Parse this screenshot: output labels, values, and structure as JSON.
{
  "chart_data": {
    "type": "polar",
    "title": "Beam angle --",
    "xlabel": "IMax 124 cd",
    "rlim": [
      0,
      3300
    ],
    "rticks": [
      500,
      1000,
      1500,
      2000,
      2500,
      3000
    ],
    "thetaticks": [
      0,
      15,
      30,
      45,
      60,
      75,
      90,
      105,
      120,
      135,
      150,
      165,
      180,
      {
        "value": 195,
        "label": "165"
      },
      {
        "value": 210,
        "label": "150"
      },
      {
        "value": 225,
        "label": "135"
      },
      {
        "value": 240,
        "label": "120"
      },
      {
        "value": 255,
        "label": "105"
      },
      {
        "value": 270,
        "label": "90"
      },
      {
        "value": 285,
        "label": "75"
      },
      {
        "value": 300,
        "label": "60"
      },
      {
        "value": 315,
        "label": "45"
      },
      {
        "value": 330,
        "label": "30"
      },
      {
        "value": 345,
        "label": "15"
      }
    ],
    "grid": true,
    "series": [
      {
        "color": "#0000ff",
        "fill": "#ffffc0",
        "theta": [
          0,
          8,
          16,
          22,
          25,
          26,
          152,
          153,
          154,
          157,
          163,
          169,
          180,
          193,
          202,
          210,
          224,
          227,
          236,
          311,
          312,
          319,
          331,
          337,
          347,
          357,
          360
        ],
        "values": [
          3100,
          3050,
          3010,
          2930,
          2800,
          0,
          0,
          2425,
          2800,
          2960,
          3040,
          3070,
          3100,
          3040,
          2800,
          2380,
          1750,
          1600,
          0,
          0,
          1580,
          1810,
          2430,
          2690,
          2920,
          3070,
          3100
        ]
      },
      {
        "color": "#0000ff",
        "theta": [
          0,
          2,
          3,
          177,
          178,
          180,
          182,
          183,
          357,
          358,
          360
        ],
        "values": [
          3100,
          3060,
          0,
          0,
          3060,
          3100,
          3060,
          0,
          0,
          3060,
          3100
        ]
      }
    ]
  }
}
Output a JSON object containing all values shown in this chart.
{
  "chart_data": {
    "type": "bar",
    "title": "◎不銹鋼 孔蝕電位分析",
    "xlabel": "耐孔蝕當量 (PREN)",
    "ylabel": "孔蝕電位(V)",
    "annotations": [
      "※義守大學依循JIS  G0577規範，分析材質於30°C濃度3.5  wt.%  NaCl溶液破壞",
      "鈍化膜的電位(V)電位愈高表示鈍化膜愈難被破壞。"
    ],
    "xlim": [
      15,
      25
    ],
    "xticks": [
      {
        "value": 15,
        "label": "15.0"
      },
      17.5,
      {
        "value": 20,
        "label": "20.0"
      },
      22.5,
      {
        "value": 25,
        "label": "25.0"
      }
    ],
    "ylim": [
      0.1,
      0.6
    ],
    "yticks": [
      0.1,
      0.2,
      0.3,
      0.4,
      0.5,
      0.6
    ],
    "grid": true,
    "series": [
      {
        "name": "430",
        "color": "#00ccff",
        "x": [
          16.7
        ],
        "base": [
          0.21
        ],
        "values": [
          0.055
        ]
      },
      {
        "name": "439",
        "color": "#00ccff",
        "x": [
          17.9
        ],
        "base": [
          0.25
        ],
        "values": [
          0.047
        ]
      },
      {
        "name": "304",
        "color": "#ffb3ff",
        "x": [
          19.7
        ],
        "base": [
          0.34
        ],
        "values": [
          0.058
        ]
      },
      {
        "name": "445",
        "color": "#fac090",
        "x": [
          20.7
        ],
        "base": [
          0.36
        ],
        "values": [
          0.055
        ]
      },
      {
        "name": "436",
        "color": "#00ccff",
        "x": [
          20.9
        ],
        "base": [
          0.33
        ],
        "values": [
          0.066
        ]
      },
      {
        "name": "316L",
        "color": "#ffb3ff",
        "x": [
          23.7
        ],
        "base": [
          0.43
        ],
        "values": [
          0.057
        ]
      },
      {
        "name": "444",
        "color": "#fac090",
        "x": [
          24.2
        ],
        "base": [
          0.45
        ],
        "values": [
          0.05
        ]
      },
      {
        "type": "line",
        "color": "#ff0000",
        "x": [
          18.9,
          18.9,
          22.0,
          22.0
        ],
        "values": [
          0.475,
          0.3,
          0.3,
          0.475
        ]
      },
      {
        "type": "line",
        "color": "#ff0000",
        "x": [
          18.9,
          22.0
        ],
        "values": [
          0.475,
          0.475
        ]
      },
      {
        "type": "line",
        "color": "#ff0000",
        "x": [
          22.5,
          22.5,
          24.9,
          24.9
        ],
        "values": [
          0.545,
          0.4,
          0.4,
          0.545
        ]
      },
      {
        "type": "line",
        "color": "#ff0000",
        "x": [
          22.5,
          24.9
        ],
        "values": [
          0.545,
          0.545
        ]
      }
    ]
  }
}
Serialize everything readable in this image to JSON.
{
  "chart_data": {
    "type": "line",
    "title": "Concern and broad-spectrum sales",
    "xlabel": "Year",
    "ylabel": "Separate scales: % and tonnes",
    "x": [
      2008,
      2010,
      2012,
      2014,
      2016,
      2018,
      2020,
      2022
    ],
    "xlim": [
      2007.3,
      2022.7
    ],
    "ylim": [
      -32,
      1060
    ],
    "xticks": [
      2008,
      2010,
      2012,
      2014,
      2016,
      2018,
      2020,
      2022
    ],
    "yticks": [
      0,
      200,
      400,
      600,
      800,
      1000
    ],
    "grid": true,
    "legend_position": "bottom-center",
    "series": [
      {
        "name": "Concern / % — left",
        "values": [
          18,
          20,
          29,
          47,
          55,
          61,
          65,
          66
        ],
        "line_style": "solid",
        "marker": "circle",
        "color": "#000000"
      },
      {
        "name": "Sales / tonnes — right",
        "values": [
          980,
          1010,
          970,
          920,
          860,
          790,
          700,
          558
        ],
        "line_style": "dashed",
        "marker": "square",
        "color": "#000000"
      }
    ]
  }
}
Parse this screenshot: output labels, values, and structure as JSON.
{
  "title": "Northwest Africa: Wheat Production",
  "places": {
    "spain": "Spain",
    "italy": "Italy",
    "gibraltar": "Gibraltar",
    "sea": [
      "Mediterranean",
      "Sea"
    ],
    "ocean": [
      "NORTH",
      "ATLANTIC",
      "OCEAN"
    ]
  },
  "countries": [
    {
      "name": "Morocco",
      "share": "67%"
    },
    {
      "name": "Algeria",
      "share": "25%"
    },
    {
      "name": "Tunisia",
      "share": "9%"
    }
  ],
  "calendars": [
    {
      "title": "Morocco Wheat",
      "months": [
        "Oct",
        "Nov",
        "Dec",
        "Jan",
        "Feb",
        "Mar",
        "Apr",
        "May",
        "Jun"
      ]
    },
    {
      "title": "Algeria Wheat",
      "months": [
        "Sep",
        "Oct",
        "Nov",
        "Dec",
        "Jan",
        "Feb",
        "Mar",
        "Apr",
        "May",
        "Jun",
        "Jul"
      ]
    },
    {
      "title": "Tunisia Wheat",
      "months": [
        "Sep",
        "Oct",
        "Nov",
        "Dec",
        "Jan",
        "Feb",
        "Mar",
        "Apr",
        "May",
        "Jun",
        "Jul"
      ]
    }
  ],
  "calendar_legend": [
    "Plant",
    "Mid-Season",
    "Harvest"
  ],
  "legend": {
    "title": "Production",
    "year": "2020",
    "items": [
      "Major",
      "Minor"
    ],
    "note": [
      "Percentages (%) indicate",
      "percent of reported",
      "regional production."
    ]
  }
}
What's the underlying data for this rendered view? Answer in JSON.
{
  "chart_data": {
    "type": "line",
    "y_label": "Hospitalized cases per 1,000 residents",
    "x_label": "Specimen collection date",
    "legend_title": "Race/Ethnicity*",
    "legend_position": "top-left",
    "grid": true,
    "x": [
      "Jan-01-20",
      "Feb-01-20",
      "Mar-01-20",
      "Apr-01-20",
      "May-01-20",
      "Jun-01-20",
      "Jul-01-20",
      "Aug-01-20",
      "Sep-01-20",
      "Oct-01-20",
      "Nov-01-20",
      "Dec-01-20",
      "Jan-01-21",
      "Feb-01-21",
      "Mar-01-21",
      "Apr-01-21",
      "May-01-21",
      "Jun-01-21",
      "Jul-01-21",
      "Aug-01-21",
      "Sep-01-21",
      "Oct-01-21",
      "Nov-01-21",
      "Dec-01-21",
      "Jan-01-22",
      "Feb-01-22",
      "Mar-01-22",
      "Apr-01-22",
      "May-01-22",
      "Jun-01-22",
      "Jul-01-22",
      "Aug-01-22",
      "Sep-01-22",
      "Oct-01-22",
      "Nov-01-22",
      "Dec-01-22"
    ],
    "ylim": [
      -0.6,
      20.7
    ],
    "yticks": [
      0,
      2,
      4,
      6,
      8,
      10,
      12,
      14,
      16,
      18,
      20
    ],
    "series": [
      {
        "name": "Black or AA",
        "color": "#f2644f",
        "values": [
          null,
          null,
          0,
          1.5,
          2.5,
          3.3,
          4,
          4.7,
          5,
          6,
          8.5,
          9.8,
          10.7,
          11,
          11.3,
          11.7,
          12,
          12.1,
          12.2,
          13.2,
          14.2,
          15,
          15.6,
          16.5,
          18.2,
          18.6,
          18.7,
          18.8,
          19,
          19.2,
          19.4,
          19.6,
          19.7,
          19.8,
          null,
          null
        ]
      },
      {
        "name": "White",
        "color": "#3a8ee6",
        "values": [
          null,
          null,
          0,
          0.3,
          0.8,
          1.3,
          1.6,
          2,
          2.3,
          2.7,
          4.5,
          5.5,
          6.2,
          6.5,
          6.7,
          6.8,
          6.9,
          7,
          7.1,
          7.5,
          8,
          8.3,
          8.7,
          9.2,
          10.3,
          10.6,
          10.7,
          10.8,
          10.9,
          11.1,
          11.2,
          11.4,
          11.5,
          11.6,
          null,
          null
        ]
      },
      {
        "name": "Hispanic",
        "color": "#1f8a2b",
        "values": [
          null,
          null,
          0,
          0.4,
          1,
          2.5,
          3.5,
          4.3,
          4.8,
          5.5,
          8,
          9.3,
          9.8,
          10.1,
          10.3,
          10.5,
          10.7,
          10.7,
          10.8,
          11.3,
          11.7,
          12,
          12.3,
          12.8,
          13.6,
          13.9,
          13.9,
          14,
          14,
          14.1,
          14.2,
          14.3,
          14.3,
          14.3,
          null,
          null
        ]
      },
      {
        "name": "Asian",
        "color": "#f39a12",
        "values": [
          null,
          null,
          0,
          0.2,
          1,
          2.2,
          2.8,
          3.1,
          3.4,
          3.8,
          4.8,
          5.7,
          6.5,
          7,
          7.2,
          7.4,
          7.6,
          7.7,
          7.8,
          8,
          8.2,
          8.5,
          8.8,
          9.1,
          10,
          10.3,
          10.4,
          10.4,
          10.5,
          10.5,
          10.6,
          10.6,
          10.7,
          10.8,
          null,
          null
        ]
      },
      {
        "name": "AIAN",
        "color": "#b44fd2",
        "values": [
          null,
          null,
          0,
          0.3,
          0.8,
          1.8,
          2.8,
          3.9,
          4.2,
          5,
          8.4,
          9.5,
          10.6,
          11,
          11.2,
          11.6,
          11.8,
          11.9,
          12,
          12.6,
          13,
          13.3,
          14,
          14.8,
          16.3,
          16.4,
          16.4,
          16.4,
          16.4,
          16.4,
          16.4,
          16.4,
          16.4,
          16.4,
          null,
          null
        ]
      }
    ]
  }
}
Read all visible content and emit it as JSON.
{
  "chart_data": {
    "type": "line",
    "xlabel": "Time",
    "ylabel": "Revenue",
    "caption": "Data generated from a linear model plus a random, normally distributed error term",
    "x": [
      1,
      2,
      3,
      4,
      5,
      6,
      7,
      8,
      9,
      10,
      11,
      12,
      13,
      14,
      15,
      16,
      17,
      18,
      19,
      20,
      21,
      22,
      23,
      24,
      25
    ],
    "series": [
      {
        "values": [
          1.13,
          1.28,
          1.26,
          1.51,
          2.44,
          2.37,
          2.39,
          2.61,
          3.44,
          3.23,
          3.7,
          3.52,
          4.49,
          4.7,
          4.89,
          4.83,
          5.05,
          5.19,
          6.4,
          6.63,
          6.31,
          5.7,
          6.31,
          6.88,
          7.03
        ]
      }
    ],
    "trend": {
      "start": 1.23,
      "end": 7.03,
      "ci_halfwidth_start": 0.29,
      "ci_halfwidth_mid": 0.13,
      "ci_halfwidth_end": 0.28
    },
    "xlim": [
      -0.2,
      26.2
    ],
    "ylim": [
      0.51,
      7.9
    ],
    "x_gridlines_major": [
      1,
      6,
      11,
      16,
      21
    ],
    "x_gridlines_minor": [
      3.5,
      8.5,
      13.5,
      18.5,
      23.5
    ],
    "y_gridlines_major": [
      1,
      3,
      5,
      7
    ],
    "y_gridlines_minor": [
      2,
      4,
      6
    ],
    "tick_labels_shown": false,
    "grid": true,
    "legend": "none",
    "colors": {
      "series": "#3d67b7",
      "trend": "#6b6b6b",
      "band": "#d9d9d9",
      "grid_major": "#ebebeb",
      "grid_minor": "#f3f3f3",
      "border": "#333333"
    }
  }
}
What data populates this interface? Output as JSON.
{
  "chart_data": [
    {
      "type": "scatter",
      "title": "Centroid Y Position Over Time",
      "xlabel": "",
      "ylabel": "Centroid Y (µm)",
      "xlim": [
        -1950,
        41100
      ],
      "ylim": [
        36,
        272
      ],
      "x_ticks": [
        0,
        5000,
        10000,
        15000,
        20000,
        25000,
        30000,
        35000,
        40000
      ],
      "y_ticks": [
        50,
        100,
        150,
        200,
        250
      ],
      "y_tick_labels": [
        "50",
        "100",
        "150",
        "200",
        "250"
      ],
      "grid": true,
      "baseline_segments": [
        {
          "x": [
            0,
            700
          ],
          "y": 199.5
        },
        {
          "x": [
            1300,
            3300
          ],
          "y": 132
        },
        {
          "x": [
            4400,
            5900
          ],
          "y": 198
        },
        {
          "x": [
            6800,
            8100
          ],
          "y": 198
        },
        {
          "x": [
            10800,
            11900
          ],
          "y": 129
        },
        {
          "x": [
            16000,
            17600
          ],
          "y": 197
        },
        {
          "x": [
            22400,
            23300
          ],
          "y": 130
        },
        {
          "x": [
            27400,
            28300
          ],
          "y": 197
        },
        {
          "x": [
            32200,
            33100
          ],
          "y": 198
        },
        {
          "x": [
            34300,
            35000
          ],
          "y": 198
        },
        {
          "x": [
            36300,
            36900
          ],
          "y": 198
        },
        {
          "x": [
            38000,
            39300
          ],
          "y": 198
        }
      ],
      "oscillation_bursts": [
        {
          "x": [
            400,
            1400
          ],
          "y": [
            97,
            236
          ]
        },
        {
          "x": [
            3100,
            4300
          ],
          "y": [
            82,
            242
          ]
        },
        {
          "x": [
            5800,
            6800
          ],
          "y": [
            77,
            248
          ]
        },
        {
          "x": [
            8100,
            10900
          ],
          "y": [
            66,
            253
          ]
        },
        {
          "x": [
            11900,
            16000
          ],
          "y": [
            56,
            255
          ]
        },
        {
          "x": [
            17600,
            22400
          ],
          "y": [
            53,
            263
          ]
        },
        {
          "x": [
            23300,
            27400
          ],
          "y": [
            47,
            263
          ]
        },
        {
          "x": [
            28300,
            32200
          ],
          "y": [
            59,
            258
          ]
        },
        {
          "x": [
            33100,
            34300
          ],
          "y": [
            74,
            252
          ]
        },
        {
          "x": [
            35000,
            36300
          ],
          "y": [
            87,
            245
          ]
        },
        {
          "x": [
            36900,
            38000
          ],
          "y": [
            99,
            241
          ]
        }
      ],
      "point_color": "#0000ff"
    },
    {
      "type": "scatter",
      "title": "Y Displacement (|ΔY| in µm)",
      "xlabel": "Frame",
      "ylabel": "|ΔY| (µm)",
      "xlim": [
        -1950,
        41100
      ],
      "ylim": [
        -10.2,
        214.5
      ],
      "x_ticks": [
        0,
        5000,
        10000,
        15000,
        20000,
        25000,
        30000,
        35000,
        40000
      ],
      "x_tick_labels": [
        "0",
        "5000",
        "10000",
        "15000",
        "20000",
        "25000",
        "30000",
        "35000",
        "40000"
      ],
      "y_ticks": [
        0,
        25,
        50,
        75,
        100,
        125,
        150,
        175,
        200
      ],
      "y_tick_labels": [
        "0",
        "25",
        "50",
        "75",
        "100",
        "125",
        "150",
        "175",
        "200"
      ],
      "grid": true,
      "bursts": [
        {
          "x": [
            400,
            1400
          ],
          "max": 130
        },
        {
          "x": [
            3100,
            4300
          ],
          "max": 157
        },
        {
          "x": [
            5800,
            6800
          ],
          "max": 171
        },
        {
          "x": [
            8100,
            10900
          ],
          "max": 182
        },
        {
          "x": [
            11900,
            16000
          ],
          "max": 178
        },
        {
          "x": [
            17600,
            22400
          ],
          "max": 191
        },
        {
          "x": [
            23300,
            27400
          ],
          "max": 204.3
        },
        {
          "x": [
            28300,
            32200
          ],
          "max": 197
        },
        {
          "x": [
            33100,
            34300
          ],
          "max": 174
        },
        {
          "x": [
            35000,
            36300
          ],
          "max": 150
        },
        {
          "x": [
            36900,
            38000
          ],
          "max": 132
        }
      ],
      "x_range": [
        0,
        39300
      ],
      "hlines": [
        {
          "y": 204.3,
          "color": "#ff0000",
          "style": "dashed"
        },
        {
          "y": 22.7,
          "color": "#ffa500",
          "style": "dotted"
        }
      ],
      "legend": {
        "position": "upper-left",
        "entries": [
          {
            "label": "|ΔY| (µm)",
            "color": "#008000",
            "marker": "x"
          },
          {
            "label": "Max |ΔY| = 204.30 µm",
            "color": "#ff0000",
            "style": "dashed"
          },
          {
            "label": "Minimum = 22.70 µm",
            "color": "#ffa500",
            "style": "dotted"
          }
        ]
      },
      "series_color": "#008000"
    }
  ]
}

**Task requirements:**
List all lines above in which the string "What" appears.

**Output below:**
What's the underlying data for this rendered view? Answer in JSON.
What data populates this interface? Output as JSON.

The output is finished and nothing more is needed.